__Aim of the exercise__. Below are some records. Copy every line in them that holds "true".
>>>>
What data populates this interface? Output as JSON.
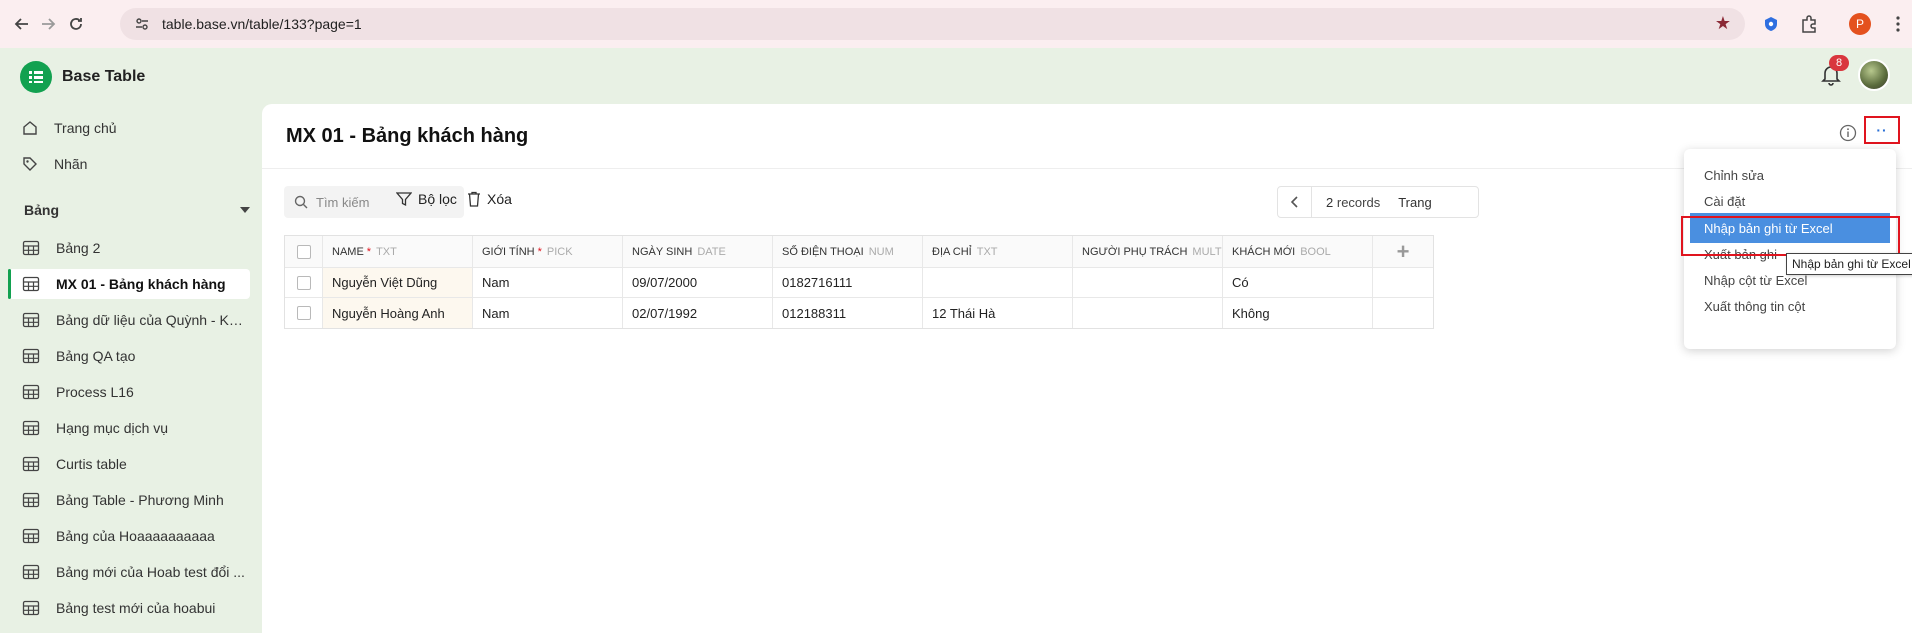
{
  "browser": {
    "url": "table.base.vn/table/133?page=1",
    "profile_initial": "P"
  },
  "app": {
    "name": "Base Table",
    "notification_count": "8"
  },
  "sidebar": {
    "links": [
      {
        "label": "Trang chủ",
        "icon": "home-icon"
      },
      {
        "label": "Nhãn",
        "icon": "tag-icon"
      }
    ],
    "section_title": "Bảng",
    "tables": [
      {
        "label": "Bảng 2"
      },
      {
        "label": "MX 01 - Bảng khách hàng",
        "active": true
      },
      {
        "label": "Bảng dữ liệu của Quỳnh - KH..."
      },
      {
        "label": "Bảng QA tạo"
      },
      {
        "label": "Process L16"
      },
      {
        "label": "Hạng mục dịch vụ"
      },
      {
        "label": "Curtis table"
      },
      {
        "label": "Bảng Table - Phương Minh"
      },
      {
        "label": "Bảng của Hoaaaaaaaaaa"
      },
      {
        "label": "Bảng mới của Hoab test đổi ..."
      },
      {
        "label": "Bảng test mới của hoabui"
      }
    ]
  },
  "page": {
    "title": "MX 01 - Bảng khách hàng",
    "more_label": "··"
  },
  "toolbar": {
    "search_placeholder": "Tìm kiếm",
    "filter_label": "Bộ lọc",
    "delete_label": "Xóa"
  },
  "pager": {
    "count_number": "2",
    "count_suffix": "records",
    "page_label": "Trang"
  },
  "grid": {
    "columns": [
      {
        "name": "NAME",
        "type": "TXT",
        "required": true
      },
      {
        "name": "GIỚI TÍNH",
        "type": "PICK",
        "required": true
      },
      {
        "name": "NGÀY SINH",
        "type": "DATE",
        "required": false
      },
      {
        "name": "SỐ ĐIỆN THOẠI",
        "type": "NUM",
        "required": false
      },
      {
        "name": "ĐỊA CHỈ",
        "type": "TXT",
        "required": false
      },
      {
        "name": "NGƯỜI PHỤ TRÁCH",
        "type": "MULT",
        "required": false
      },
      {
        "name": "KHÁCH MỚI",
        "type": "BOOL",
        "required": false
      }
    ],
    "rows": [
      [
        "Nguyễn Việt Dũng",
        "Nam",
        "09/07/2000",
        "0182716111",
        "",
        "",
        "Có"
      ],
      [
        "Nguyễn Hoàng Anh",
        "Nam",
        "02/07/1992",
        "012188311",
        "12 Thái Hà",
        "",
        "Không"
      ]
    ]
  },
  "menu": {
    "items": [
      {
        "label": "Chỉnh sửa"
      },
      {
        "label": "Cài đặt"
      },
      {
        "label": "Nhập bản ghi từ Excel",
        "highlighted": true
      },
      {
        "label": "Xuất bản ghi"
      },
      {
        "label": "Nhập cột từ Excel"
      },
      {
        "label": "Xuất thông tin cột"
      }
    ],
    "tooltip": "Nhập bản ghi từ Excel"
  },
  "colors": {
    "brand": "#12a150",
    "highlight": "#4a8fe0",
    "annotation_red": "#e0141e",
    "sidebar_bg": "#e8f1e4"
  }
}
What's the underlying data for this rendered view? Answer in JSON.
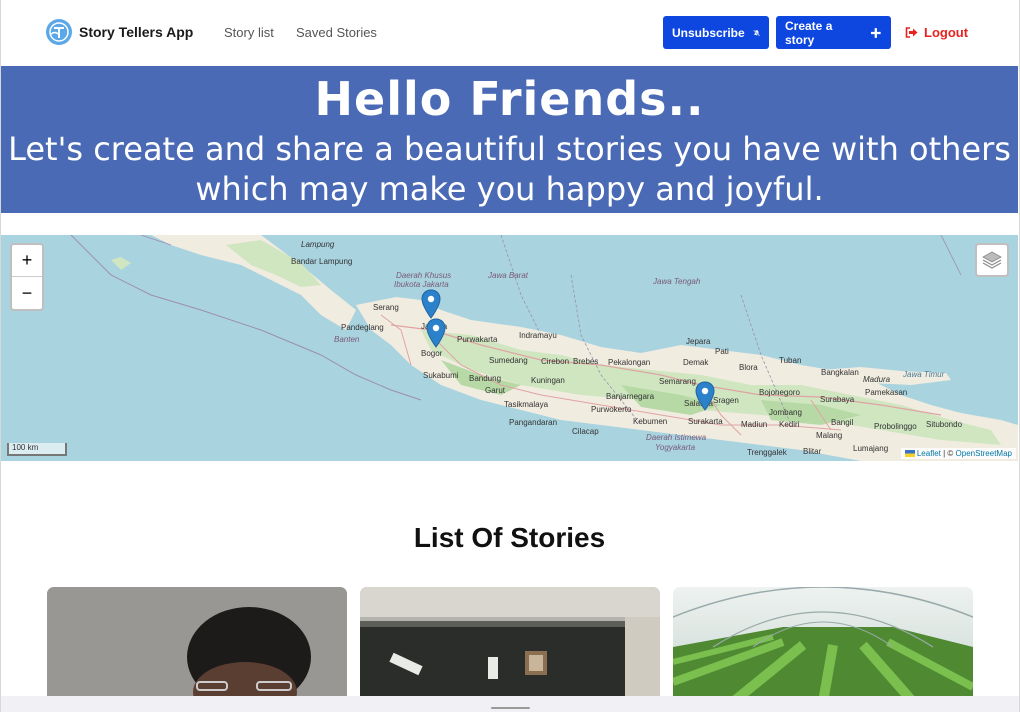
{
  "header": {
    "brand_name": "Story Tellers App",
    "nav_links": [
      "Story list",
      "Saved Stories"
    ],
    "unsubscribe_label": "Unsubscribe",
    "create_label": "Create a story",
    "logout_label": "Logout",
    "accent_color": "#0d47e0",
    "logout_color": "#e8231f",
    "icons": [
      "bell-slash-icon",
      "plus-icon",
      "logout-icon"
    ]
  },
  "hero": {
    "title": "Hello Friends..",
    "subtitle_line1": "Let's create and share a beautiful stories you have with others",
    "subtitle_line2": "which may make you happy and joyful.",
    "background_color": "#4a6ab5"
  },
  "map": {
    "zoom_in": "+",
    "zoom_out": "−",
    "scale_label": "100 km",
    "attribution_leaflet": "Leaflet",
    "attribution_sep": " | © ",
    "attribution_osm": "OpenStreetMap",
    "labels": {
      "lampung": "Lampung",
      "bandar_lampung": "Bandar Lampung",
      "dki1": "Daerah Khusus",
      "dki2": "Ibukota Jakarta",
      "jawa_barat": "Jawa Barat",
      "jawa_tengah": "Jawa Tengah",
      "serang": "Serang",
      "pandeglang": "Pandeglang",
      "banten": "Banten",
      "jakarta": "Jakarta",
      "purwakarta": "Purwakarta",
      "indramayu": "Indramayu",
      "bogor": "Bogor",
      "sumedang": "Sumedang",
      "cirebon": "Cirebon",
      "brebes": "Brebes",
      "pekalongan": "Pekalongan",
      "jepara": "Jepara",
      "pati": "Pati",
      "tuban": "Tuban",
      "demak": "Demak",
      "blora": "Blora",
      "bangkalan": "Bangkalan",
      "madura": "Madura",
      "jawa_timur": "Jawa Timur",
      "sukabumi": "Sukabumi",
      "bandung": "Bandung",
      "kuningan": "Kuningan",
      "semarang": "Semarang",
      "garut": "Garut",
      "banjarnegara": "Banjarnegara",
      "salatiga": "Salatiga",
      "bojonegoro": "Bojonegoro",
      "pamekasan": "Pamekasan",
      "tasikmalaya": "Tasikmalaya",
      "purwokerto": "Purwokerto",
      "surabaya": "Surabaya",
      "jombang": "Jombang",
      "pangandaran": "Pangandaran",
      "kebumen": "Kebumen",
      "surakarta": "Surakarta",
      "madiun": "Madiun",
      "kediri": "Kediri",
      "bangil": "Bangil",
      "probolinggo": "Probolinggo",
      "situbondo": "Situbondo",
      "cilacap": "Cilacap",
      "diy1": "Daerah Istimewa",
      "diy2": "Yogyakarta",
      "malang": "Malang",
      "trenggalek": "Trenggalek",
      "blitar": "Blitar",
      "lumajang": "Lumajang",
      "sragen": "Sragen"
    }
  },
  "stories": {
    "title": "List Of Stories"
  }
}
<<<<
__Full answer__.
        "active": true
        "required": true
        "required": true
        "highlighted": true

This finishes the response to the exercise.